-- begin --

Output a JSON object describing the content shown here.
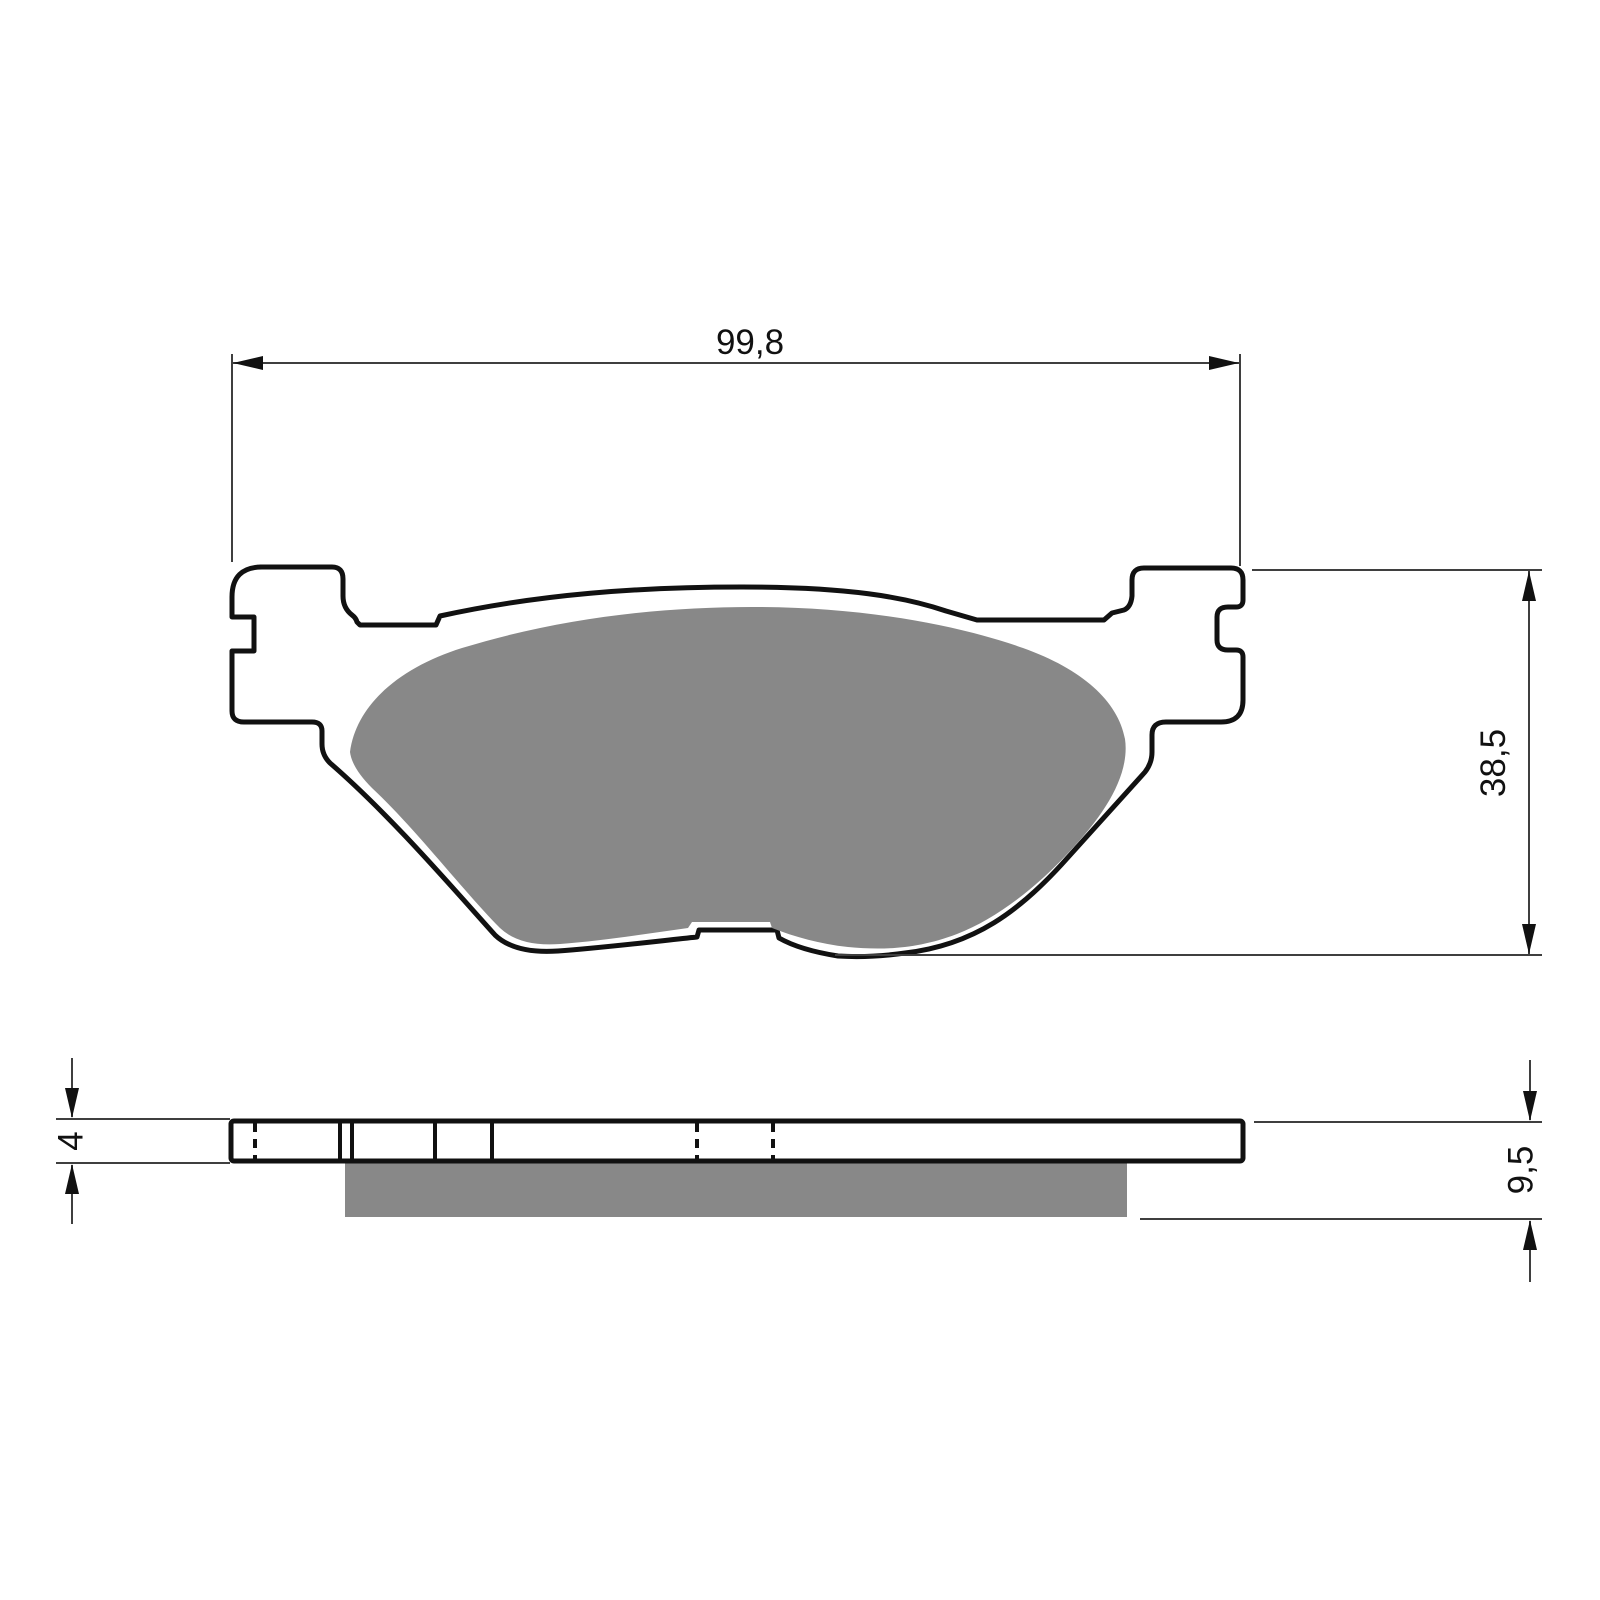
{
  "drawing": {
    "part": "brake-pad",
    "type": "technical-dimension-drawing",
    "dimensions": {
      "overall_width": "99,8",
      "overall_height": "38,5",
      "backplate_thickness": "4",
      "total_thickness": "9,5"
    },
    "colors": {
      "outline": "#111111",
      "friction_material": "#888888",
      "dimension_lines": "#3f3f3f",
      "background": "#ffffff"
    }
  }
}
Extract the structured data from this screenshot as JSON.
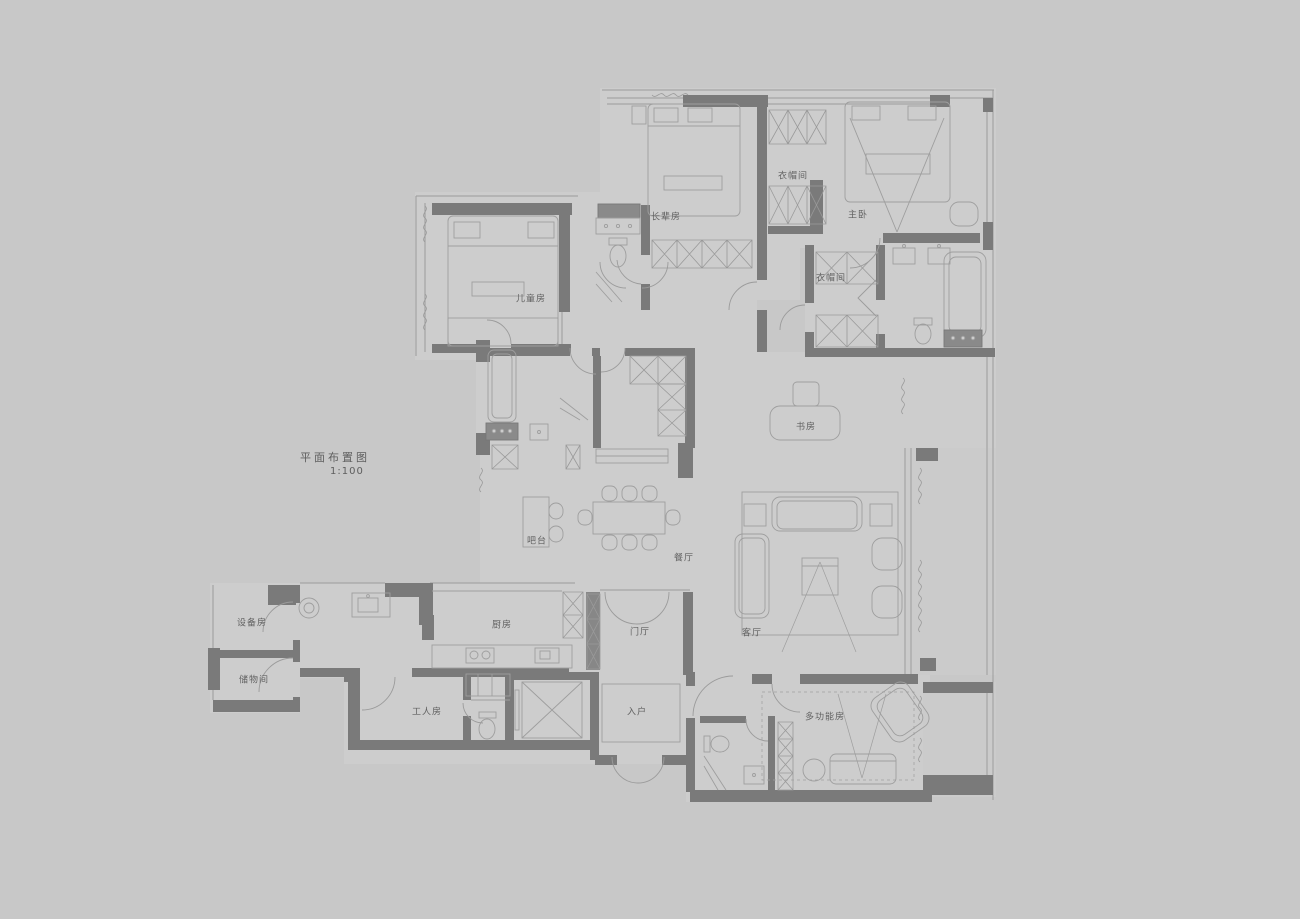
{
  "title_block": {
    "title": "平面布置图",
    "scale": "1:100"
  },
  "rooms": [
    {
      "id": "children-room",
      "label": "儿童房"
    },
    {
      "id": "elder-room",
      "label": "长辈房"
    },
    {
      "id": "cloakroom-a",
      "label": "衣帽间"
    },
    {
      "id": "master-bedroom",
      "label": "主卧"
    },
    {
      "id": "cloakroom-b",
      "label": "衣帽间"
    },
    {
      "id": "study",
      "label": "书房"
    },
    {
      "id": "bar-counter",
      "label": "吧台"
    },
    {
      "id": "dining-room",
      "label": "餐厅"
    },
    {
      "id": "living-room",
      "label": "客厅"
    },
    {
      "id": "kitchen",
      "label": "厨房"
    },
    {
      "id": "foyer",
      "label": "门厅"
    },
    {
      "id": "equipment-room",
      "label": "设备房"
    },
    {
      "id": "storage-room",
      "label": "储物间"
    },
    {
      "id": "worker-room",
      "label": "工人房"
    },
    {
      "id": "entry",
      "label": "入户"
    },
    {
      "id": "multi-function-room",
      "label": "多功能房"
    }
  ],
  "colors": {
    "background": "#c8c8c8",
    "floor": "#cdcdcd",
    "wall": "#7a7a7a",
    "furniture_line": "#9e9e9e",
    "text": "#616161"
  },
  "drawing": {
    "type": "residential floor plan",
    "scale_ratio": "1:100"
  }
}
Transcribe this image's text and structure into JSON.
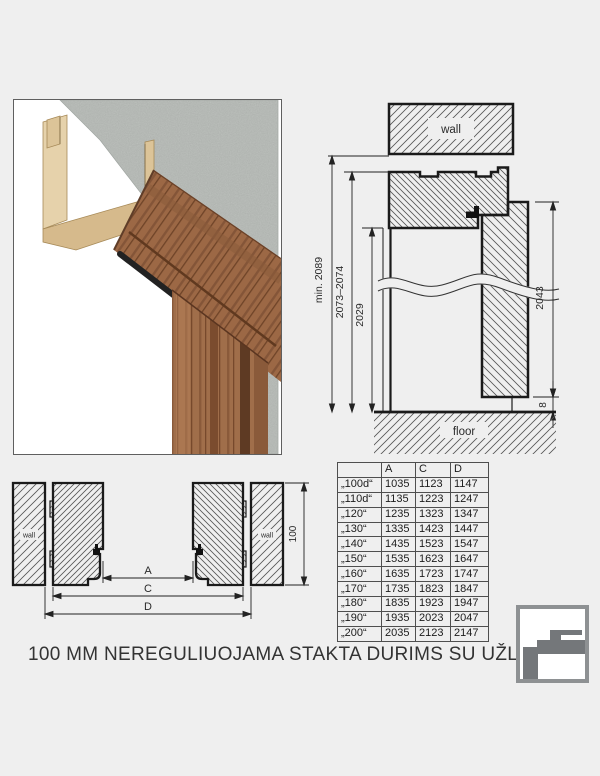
{
  "title": "100 MM NEREGULIUOJAMA STAKTA DURIMS SU UŽLAIDA",
  "vertical_section": {
    "wall_label": "wall",
    "floor_label": "floor",
    "dim_total_min": "min. 2089",
    "dim_frame_height": "2073–2074",
    "dim_opening_height": "2029",
    "dim_leaf_height": "2043",
    "dim_floor_gap": "8"
  },
  "plan_section": {
    "wall_label": "wall",
    "dim_a": "A",
    "dim_c": "C",
    "dim_d": "D",
    "dim_frame_depth": "100"
  },
  "table": {
    "headers": [
      "",
      "A",
      "C",
      "D"
    ],
    "rows": [
      {
        "label": "„100d“",
        "a": "1035",
        "c": "1123",
        "d": "1147"
      },
      {
        "label": "„110d“",
        "a": "1135",
        "c": "1223",
        "d": "1247"
      },
      {
        "label": "„120“",
        "a": "1235",
        "c": "1323",
        "d": "1347"
      },
      {
        "label": "„130“",
        "a": "1335",
        "c": "1423",
        "d": "1447"
      },
      {
        "label": "„140“",
        "a": "1435",
        "c": "1523",
        "d": "1547"
      },
      {
        "label": "„150“",
        "a": "1535",
        "c": "1623",
        "d": "1647"
      },
      {
        "label": "„160“",
        "a": "1635",
        "c": "1723",
        "d": "1747"
      },
      {
        "label": "„170“",
        "a": "1735",
        "c": "1823",
        "d": "1847"
      },
      {
        "label": "„180“",
        "a": "1835",
        "c": "1923",
        "d": "1947"
      },
      {
        "label": "„190“",
        "a": "1935",
        "c": "2023",
        "d": "2047"
      },
      {
        "label": "„200“",
        "a": "2035",
        "c": "2123",
        "d": "2147"
      }
    ]
  },
  "colors": {
    "background": "#efefef",
    "drawing_line": "#1a1a1a",
    "hatch": "#555555",
    "wood": "#9c6b49",
    "mdf": "#e0c9a0",
    "concrete": "#b9bdb9",
    "logo_gray": "#74777a"
  }
}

-- end --

> [Exercise]: Collect the lines that hold "this".

> [Reply]:
Extract the structured data from this screenshot as JSON.
Transcribe this image's text and structure into JSON.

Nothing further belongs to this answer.